→ **The exercise**
Pick out every line in the data below that holds "Затраты".

→ **Data shown**

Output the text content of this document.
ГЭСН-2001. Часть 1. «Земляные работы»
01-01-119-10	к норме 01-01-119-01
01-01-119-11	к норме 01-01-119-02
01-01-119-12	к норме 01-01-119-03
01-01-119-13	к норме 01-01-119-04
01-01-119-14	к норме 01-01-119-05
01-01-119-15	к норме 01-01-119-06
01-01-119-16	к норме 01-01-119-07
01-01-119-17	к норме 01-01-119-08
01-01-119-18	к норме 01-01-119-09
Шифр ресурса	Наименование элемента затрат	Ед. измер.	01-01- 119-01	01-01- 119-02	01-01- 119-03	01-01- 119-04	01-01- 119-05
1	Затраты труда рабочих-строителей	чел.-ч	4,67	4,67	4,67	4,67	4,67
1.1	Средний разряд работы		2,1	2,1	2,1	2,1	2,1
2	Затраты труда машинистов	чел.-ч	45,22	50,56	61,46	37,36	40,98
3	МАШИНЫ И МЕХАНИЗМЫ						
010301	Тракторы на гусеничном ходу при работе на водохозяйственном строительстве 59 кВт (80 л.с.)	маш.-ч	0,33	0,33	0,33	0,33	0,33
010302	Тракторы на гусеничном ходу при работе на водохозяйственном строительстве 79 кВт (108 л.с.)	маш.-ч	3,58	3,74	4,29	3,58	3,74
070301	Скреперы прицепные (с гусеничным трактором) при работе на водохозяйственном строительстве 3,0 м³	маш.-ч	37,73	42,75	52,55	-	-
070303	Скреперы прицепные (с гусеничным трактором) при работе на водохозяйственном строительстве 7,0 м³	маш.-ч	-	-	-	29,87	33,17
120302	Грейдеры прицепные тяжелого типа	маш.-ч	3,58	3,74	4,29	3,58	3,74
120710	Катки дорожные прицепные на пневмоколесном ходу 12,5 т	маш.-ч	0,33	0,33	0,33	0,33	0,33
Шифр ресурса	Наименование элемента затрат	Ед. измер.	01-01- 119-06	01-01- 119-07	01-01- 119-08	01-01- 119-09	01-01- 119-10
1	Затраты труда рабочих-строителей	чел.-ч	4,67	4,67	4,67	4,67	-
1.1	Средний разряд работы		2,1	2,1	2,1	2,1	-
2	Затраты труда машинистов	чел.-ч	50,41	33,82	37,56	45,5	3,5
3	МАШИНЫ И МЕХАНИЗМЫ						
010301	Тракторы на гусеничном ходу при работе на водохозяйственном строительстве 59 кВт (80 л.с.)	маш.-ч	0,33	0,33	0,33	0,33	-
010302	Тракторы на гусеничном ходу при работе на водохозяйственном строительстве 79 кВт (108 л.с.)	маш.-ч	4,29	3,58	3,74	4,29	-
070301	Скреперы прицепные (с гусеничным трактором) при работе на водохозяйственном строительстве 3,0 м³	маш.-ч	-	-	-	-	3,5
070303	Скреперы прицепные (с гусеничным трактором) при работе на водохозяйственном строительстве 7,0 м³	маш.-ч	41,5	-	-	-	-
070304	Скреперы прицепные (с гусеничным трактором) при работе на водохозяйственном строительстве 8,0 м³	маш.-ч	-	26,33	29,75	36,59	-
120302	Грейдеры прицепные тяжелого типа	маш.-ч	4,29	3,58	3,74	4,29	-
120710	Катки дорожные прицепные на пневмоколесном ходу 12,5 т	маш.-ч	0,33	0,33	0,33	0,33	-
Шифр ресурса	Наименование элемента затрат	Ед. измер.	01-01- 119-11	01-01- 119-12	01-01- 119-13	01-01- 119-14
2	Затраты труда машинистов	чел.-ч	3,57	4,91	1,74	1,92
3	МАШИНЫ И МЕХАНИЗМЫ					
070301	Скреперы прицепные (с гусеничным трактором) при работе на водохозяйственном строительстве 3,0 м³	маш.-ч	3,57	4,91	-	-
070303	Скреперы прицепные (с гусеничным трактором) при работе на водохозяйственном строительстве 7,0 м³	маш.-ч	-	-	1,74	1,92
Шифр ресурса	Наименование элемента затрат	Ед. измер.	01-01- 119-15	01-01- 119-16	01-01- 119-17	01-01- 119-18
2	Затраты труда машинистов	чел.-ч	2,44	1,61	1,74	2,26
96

→ **Written answer**
1	Затраты труда рабочих-строителей	чел.-ч	4,67	4,67	4,67	4,67	4,67
2	Затраты труда машинистов	чел.-ч	45,22	50,56	61,46	37,36	40,98
1	Затраты труда рабочих-строителей	чел.-ч	4,67	4,67	4,67	4,67	-
2	Затраты труда машинистов	чел.-ч	50,41	33,82	37,56	45,5	3,5
2	Затраты труда машинистов	чел.-ч	3,57	4,91	1,74	1,92
2	Затраты труда машинистов	чел.-ч	2,44	1,61	1,74	2,26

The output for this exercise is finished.